Task to complete ▸ Pull each line containing "divorce" out of the data and copy it.

Raw data ▸
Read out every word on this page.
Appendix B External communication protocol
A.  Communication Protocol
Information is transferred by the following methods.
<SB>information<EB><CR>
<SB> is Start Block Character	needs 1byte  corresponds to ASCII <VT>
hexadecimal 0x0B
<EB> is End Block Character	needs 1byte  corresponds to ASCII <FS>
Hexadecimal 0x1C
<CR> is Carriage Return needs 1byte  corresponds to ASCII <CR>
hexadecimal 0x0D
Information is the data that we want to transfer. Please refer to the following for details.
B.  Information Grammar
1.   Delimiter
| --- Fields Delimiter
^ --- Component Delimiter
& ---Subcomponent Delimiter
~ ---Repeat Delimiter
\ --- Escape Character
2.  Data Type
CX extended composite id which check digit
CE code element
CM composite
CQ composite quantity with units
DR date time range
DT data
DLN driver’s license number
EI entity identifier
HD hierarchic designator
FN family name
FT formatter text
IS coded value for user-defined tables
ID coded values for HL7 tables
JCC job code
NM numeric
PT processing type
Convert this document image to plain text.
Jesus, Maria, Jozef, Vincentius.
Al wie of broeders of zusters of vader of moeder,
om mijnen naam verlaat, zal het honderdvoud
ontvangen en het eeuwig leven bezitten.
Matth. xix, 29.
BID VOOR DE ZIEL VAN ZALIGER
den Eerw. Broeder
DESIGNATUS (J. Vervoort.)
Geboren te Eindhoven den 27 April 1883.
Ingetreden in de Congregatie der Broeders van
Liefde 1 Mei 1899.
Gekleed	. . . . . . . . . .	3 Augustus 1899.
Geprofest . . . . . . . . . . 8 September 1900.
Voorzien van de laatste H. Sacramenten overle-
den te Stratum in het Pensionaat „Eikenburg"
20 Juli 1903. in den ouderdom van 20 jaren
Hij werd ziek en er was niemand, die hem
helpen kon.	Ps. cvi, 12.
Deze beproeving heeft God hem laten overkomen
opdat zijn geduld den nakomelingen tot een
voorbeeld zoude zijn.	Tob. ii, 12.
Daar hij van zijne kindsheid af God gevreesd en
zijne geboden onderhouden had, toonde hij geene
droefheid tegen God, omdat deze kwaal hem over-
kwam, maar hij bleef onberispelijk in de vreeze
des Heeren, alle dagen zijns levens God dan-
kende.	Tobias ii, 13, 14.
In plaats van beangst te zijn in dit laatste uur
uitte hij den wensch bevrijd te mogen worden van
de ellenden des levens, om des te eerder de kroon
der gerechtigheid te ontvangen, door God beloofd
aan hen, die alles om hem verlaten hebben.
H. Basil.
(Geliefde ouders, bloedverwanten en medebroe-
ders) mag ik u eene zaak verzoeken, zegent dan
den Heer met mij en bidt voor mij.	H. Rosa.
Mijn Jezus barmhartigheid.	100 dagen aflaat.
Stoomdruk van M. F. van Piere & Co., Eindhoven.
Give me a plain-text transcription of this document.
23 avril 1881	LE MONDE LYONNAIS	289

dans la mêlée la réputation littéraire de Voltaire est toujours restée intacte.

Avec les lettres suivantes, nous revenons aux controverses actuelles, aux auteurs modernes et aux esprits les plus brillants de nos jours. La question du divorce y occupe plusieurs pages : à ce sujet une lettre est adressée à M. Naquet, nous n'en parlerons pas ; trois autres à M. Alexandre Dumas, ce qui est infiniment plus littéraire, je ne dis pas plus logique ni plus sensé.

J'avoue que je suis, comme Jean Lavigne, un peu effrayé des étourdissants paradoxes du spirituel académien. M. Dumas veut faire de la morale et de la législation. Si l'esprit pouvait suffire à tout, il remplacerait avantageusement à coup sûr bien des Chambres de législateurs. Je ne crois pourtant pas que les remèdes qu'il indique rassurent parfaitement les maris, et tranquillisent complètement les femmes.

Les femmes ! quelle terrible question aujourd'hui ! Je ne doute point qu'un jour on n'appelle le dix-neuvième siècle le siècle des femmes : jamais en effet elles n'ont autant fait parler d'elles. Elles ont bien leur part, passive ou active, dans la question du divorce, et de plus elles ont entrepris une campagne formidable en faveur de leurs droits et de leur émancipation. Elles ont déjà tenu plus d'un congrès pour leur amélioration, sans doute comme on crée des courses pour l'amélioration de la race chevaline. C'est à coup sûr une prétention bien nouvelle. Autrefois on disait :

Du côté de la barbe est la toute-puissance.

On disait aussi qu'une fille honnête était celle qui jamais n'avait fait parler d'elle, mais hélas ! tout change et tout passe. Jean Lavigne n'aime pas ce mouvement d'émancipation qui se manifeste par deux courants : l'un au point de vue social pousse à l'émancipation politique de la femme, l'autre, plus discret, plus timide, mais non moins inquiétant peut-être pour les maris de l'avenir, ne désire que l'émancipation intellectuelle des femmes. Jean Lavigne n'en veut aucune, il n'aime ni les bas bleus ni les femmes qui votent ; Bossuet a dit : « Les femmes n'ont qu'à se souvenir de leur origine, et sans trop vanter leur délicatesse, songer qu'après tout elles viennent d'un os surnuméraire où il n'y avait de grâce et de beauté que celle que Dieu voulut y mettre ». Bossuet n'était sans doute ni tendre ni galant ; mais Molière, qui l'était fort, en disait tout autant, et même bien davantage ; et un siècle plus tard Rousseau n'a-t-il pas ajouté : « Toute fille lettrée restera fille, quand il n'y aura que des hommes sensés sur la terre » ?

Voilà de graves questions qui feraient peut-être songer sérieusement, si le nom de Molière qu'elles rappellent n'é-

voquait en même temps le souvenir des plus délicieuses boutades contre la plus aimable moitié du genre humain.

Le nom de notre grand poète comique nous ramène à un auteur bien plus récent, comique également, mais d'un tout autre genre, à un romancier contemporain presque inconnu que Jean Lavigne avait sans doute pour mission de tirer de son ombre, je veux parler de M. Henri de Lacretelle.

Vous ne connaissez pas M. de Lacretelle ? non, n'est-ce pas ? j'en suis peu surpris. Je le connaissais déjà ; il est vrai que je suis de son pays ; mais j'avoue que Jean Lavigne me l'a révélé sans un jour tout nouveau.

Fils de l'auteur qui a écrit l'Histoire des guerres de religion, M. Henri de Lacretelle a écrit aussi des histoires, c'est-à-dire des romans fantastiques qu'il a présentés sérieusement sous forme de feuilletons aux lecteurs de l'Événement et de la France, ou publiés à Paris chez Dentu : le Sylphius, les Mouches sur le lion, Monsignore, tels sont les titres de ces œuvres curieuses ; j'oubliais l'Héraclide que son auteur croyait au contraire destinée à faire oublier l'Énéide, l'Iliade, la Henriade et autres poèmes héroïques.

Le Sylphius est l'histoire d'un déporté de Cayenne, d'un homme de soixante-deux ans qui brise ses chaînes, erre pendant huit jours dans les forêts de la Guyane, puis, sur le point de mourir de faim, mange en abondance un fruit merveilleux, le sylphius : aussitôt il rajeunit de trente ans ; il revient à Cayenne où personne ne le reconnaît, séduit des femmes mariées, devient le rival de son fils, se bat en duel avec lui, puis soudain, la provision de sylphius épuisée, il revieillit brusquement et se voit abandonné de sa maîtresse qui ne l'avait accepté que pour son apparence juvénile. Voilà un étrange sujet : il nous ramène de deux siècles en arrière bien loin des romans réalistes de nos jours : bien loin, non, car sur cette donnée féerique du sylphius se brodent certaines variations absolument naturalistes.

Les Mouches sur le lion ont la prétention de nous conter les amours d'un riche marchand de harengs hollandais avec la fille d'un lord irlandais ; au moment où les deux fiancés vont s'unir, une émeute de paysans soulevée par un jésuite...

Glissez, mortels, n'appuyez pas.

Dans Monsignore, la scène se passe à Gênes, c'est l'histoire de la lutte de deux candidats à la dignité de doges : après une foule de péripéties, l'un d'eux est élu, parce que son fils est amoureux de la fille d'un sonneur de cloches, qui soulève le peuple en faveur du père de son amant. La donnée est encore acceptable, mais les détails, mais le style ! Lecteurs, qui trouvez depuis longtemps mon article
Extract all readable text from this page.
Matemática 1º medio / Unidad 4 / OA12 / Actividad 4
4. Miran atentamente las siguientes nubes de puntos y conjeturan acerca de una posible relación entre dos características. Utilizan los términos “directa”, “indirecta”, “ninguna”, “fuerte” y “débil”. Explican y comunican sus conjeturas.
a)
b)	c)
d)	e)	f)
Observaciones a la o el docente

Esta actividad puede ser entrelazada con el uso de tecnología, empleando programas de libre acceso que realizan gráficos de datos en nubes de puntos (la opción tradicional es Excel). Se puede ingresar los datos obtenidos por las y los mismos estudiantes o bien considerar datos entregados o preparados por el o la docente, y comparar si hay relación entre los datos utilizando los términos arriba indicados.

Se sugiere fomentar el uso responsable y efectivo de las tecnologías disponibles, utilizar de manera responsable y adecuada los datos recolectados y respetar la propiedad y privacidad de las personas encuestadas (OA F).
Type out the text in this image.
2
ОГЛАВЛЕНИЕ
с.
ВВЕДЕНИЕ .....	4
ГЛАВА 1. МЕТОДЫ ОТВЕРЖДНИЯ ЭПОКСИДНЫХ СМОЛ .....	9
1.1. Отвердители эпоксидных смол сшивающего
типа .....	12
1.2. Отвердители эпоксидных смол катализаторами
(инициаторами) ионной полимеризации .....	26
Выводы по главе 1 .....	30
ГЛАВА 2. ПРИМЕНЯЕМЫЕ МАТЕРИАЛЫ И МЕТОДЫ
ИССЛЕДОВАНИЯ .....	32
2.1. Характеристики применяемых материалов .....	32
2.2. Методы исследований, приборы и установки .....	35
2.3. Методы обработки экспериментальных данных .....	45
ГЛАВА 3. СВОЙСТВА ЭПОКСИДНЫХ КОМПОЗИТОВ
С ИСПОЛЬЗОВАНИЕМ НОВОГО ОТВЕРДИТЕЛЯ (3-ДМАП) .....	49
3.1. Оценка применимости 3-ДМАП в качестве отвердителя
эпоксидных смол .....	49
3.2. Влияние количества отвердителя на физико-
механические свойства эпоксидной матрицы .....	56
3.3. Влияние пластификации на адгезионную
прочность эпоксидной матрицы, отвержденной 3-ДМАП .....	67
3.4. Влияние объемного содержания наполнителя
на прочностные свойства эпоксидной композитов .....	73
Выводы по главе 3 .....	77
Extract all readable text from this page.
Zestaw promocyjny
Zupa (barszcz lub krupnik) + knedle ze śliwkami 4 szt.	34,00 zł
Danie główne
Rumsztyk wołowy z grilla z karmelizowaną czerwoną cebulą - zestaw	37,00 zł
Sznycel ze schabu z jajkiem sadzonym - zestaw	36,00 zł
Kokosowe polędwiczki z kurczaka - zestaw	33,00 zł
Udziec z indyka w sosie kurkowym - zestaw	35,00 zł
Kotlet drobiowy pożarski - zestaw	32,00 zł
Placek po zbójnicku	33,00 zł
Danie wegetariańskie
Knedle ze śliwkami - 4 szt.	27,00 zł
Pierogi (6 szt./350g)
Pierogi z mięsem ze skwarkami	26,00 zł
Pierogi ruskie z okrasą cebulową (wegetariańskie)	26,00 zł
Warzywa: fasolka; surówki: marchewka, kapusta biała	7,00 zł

Exercise result ▸
Avec les lettres suivantes, nous revenons aux controverses actuelles, aux auteurs modernes et aux esprits les plus brillants de nos jours. La question du divorce y occupe plusieurs pages : à ce sujet une lettre est adressée à M. Naquet, nous n'en parlerons pas ; trois autres à M. Alexandre Dumas, ce qui est infiniment plus littéraire, je ne dis pas plus logique ni plus sensé.
Les femmes ! quelle terrible question aujourd'hui ! Je ne doute point qu'un jour on n'appelle le dix-neuvième siècle le siècle des femmes : jamais en effet elles n'ont autant fait parler d'elles. Elles ont bien leur part, passive ou active, dans la question du divorce, et de plus elles ont entrepris une campagne formidable en faveur de leurs droits et de leur émancipation. Elles ont déjà tenu plus d'un congrès pour leur amélioration, sans doute comme on crée des courses pour l'amélioration de la race chevaline. C'est à coup sûr une prétention bien nouvelle. Autrefois on disait :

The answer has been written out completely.